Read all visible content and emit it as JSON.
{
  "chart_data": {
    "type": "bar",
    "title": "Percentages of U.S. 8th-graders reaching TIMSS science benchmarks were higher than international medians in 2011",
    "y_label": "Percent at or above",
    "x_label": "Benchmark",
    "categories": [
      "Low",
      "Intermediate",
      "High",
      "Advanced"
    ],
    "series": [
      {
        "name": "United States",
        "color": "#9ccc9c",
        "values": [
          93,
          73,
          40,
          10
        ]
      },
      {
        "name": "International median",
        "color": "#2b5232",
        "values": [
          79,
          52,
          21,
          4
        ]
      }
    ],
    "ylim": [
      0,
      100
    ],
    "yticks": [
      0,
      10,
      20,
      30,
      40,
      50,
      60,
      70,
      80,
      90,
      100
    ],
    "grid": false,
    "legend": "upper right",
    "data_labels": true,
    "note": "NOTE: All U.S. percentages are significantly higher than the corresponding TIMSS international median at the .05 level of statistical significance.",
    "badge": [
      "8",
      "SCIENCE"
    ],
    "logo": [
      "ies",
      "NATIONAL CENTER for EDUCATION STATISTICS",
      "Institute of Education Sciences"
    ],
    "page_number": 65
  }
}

* Exercise goal
The data above must be returned in full, exactly as written.

* Task solution
Read all visible content and emit it as JSON.
{
  "chart_data": {
    "type": "bar",
    "title": "Percentages of U.S. 8th-graders reaching TIMSS science benchmarks were higher than international medians in 2011",
    "y_label": "Percent at or above",
    "x_label": "Benchmark",
    "categories": [
      "Low",
      "Intermediate",
      "High",
      "Advanced"
    ],
    "series": [
      {
        "name": "United States",
        "color": "#9ccc9c",
        "values": [
          93,
          73,
          40,
          10
        ]
      },
      {
        "name": "International median",
        "color": "#2b5232",
        "values": [
          79,
          52,
          21,
          4
        ]
      }
    ],
    "ylim": [
      0,
      100
    ],
    "yticks": [
      0,
      10,
      20,
      30,
      40,
      50,
      60,
      70,
      80,
      90,
      100
    ],
    "grid": false,
    "legend": "upper right",
    "data_labels": true,
    "note": "NOTE: All U.S. percentages are significantly higher than the corresponding TIMSS international median at the .05 level of statistical significance.",
    "badge": [
      "8",
      "SCIENCE"
    ],
    "logo": [
      "ies",
      "NATIONAL CENTER for EDUCATION STATISTICS",
      "Institute of Education Sciences"
    ],
    "page_number": 65
  }
}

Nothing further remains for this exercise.